Set problem 1:
In the patch message, what is the maximum delay of the TCP reconnect back-off?
Set problem 2:
Please find every line in the entries that contains the string "pine" and copy each of those lines.

Extract to read:

* * * * * * *

[PATCH] SUNRPC: reset TCP reconnect exponential back-off on successful connection.

public inbox for linux-nfs@vger.kernel.org
 help / color / mirror / Atom feed

* [PATCH] SUNRPC: reset TCP reconnect exponential back-off on successful connection.
@ 2009-07-17  7:53 Neil Brown
       [not found] ` <19040.11777.346898.322780-wvvUuzkyo1EYVZTmpyfIwg@public.gmane.org>
  0 siblings, 1 reply; 3+ messages in thread
From: Neil Brown @ 2009-07-17  7:53 UTC (permalink / raw)
  To: Chuck Lever, Trond Myklebust; +Cc: linux-nfs

Hi.
 A customer of ours has been testing NFS failover and has been
 experiencing unexpected delays before the client starts writing
 again.   It turns out there are a number of issues here, some client
 and some server.

 This patch fixes two client issues, one that causes the failover time
 to double on each migration (or each time the NFS server is stopped
 and restarted), and one that causes the client to spam the server
 with SYN requests until it accepts the connection (I have a trace
 showing over 100 SYN requests, each followed by a RST,ACK reply, in
 the space for 300 milliseconds).

 I am able to simulate the first failure and have tested that the
 patch fixes it.  I have not managed to simulate the second failure,
 but I think that fix is clearly safe.

 I'm not sure that the patch fits the original definition for -stable,
 but it seems to fit the current practice and I would appreciate if
 (assuming the patch passes review) it could be submitted for -stable.

Thanks,
NeilBrown

The sunrpc/TCP transport has an exponential back-off for reconnection,
starting at 3 seconds and with a maximum of 300 seconds.  On every
connection attempt the timeout is doubled.
It is only reset when the client deliberately closes the connection.
If the server closes the connection but a subsequent reconnect
succeeds, the timeout remains elevated.

This means that if the server resets the connection several times, as
can happen with server migration in a clustered environment, each
reconnect takes longer than the previous one - unnecessarily so.

This patch resets the timeout on a successful connection so that every
time the server resets the connection we start with a basic 3 second
timeout.

There is also the possibility for the reverse problem.  When the
client closes the connection it sets the timeout to 0 (so that a
reconnect - when required - is instant).  When 0 is doubled it remains
at 0, so if the server refused the reconnect, the client will try
again instantly and indefinitely.  To avoid this we ensure that after
doubling the timeout it is at least the minimum.

Cc: stable@vger.kernel.org
Signed-off-by: NeilBrown <neilb@suse.de>
---
 net/sunrpc/xprtsock.c |    3 +++
 1 files changed, 3 insertions(+), 0 deletions(-)

diff --git a/net/sunrpc/xprtsock.c b/net/sunrpc/xprtsock.c
index 83c73c4..b032e06 100644
--- a/net/sunrpc/xprtsock.c
+++ b/net/sunrpc/xprtsock.c
@@ -1403,6 +1403,7 @@ static void xs_tcp_state_change(struct sock *sk)

* * * * * * *

Dataset rows:
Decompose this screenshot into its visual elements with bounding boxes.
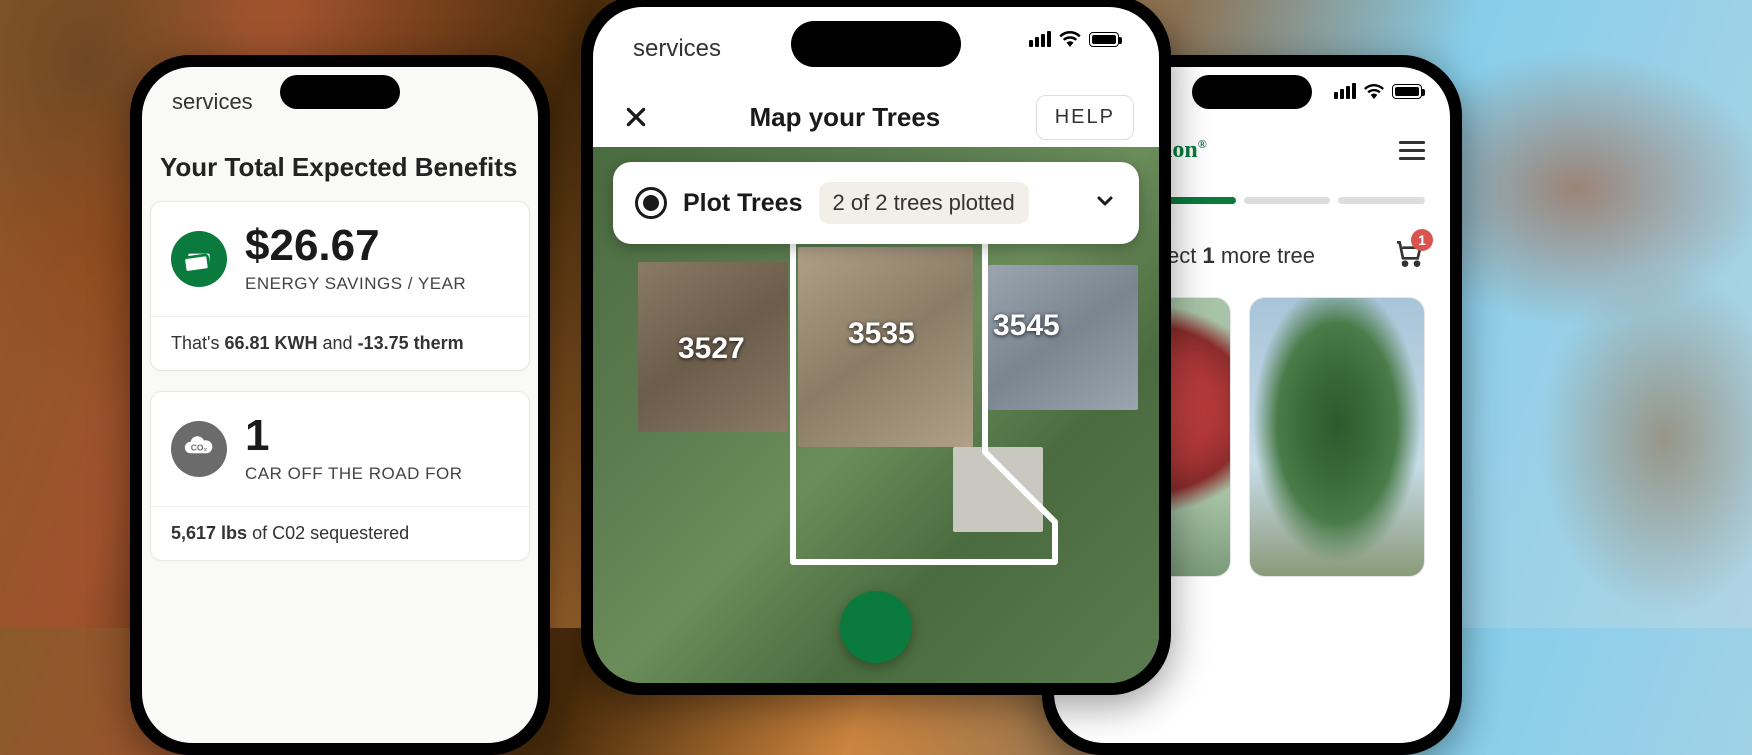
tree-image-pine <box>1250 298 1425 576</box>
co2-card: CO₂ 1 CAR OFF THE ROAD FOR 5,617 lbs of … <box>150 391 530 561</box>
savings-caption: ENERGY SAVINGS / YEAR <box>245 274 466 294</box>
satellite-map[interactable]: 3527 3535 3545 Plot Trees 2 of 2 trees p… <box>593 147 1159 683</box>
cart-count-badge: 1 <box>1411 229 1433 251</box>
help-button[interactable]: HELP <box>1036 95 1134 140</box>
services-label: services <box>172 89 253 115</box>
cars-value: 1 <box>245 414 462 458</box>
map-action-fab[interactable] <box>840 591 912 663</box>
dynamic-island <box>280 75 400 109</box>
chevron-down-icon[interactable] <box>1093 189 1117 218</box>
benefits-title: Your Total Expected Benefits <box>150 152 530 201</box>
cellular-icon <box>1029 31 1051 47</box>
savings-card: $26.67 ENERGY SAVINGS / YEAR That's 66.8… <box>150 201 530 371</box>
cellular-icon <box>1334 83 1356 99</box>
house-label-3535: 3535 <box>848 317 915 351</box>
menu-button[interactable] <box>1399 141 1425 160</box>
tree-card-pine[interactable] <box>1249 297 1426 577</box>
radio-selected-icon <box>635 187 667 219</box>
phone-map: services Map your Trees HELP <box>581 0 1171 695</box>
dynamic-island <box>791 21 961 67</box>
status-bar-right <box>1029 31 1119 47</box>
map-nav-bar: Map your Trees HELP <box>593 87 1159 147</box>
wifi-icon <box>1059 31 1081 47</box>
battery-icon <box>1392 84 1422 99</box>
cart-button[interactable]: 1 <box>1393 237 1425 275</box>
battery-icon <box>1089 32 1119 47</box>
svg-text:CO₂: CO₂ <box>191 442 208 452</box>
cars-caption: CAR OFF THE ROAD FOR <box>245 464 462 484</box>
services-label: services <box>633 35 721 63</box>
house-label-3527: 3527 <box>678 332 745 366</box>
savings-detail: That's 66.81 KWH and -13.75 therm <box>151 316 529 370</box>
status-bar-right <box>1334 83 1422 99</box>
money-icon <box>171 231 227 287</box>
co2-icon: CO₂ <box>171 421 227 477</box>
wifi-icon <box>1364 84 1384 99</box>
page-title: Map your Trees <box>750 102 941 133</box>
garage-3535 <box>953 447 1043 532</box>
house-label-3545: 3545 <box>993 309 1060 343</box>
close-button[interactable] <box>618 99 654 135</box>
phone-benefits: services Your Total Expected Benefits <box>130 55 550 755</box>
plot-trees-label: Plot Trees <box>683 189 803 218</box>
plot-count-badge: 2 of 2 trees plotted <box>819 182 1029 224</box>
co2-detail: 5,617 lbs of C02 sequestered <box>151 506 529 560</box>
dynamic-island <box>1192 75 1312 109</box>
savings-value: $26.67 <box>245 224 466 268</box>
plot-trees-panel[interactable]: Plot Trees 2 of 2 trees plotted <box>613 162 1139 244</box>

* * * * * * *

Reply 1:
300 seconds.

Reply 2:
tree-image-pine <box>1250 298 1425 576</box>
tree-card-pine[interactable] <box>1249 297 1426 577</box>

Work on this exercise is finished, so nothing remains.